Data items ▸
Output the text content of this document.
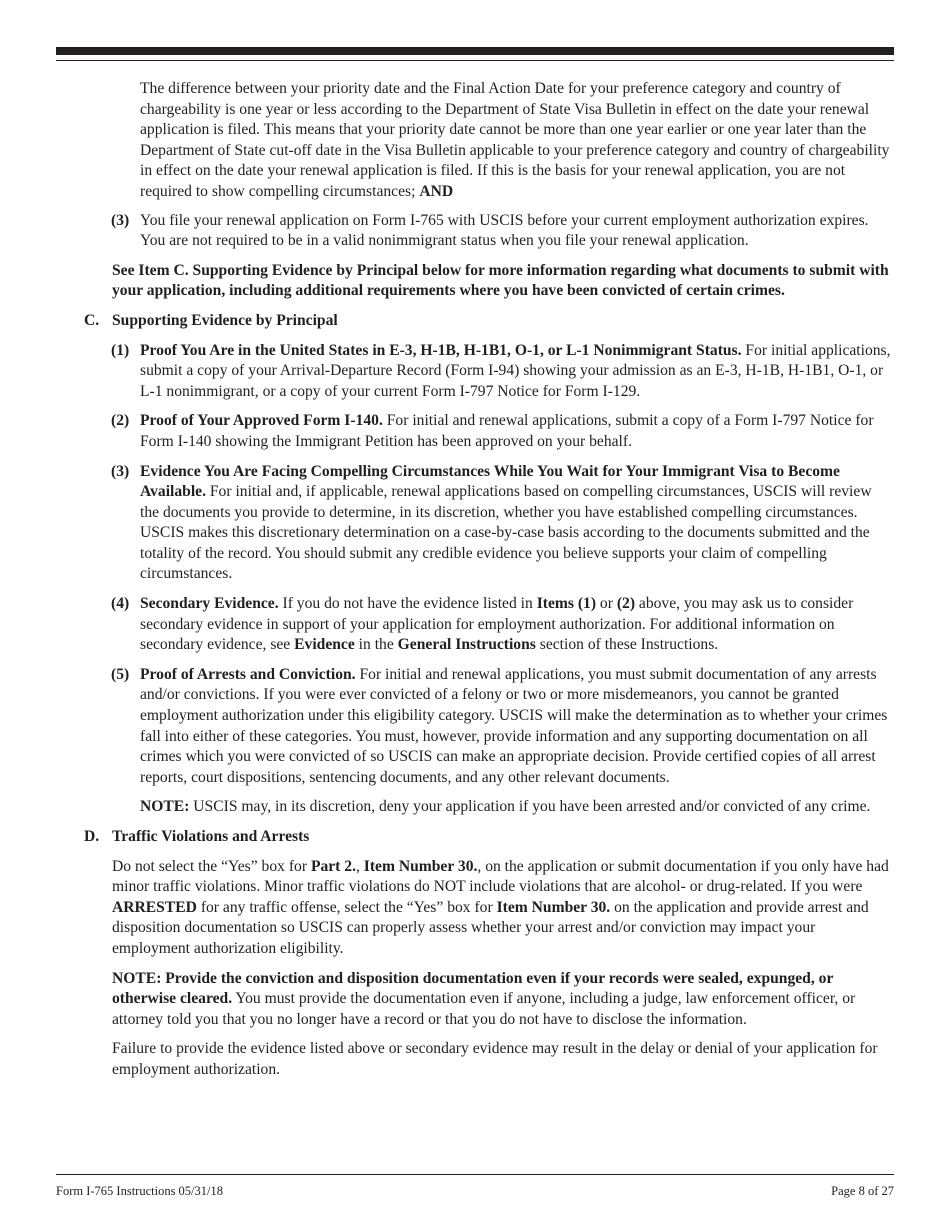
The difference between your priority date and the Final Action Date for your preference category and country of chargeability is one year or less according to the Department of State Visa Bulletin in effect on the date your renewal application is filed. This means that your priority date cannot be more than one year earlier or one year later than the Department of State cut-off date in the Visa Bulletin applicable to your preference category and country of chargeability in effect on the date your renewal application is filed. If this is the basis for your renewal application, you are not required to show compelling circumstances; AND

(3) You file your renewal application on Form I-765 with USCIS before your current employment authorization expires. You are not required to be in a valid nonimmigrant status when you file your renewal application.

See Item C. Supporting Evidence by Principal below for more information regarding what documents to submit with your application, including additional requirements where you have been convicted of certain crimes.

C. Supporting Evidence by Principal
(1) Proof You Are in the United States in E-3, H-1B, H-1B1, O-1, or L-1 Nonimmigrant Status. For initial applications, submit a copy of your Arrival-Departure Record (Form I-94) showing your admission as an E-3, H-1B, H-1B1, O-1, or L-1 nonimmigrant, or a copy of your current Form I-797 Notice for Form I-129.

(2) Proof of Your Approved Form I-140. For initial and renewal applications, submit a copy of a Form I-797 Notice for Form I-140 showing the Immigrant Petition has been approved on your behalf.

(3) Evidence You Are Facing Compelling Circumstances While You Wait for Your Immigrant Visa to Become Available. For initial and, if applicable, renewal applications based on compelling circumstances, USCIS will review the documents you provide to determine, in its discretion, whether you have established compelling circumstances. USCIS makes this discretionary determination on a case-by-case basis according to the documents submitted and the totality of the record. You should submit any credible evidence you believe supports your claim of compelling circumstances.

(4) Secondary Evidence. If you do not have the evidence listed in Items (1) or (2) above, you may ask us to consider secondary evidence in support of your application for employment authorization. For additional information on secondary evidence, see Evidence in the General Instructions section of these Instructions.

(5) Proof of Arrests and Conviction. For initial and renewal applications, you must submit documentation of any arrests and/or convictions. If you were ever convicted of a felony or two or more misdemeanors, you cannot be granted employment authorization under this eligibility category. USCIS will make the determination as to whether your crimes fall into either of these categories. You must, however, provide information and any supporting documentation on all crimes which you were convicted of so USCIS can make an appropriate decision. Provide certified copies of all arrest reports, court dispositions, sentencing documents, and any other relevant documents.

NOTE: USCIS may, in its discretion, deny your application if you have been arrested and/or convicted of any crime.

D. Traffic Violations and Arrests

Do not select the “Yes” box for Part 2., Item Number 30., on the application or submit documentation if you only have had minor traffic violations. Minor traffic violations do NOT include violations that are alcohol- or drug-related. If you were ARRESTED for any traffic offense, select the “Yes” box for Item Number 30. on the application and provide arrest and disposition documentation so USCIS can properly assess whether your arrest and/or conviction may impact your employment authorization eligibility.

NOTE: Provide the conviction and disposition documentation even if your records were sealed, expunged, or otherwise cleared. You must provide the documentation even if anyone, including a judge, law enforcement officer, or attorney told you that you no longer have a record or that you do not have to disclose the information.

Failure to provide the evidence listed above or secondary evidence may result in the delay or denial of your application for employment authorization.

Form I-765 Instructions 05/31/18	Page 8 of 27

Aim of the exercise ▸ Search the lines for "Instructions". Copy each line that has it.

Result of this exercise ▸
(4) Secondary Evidence. If you do not have the evidence listed in Items (1) or (2) above, you may ask us to consider secondary evidence in support of your application for employment authorization. For additional information on secondary evidence, see Evidence in the General Instructions section of these Instructions.
Form I-765 Instructions 05/31/18	Page 8 of 27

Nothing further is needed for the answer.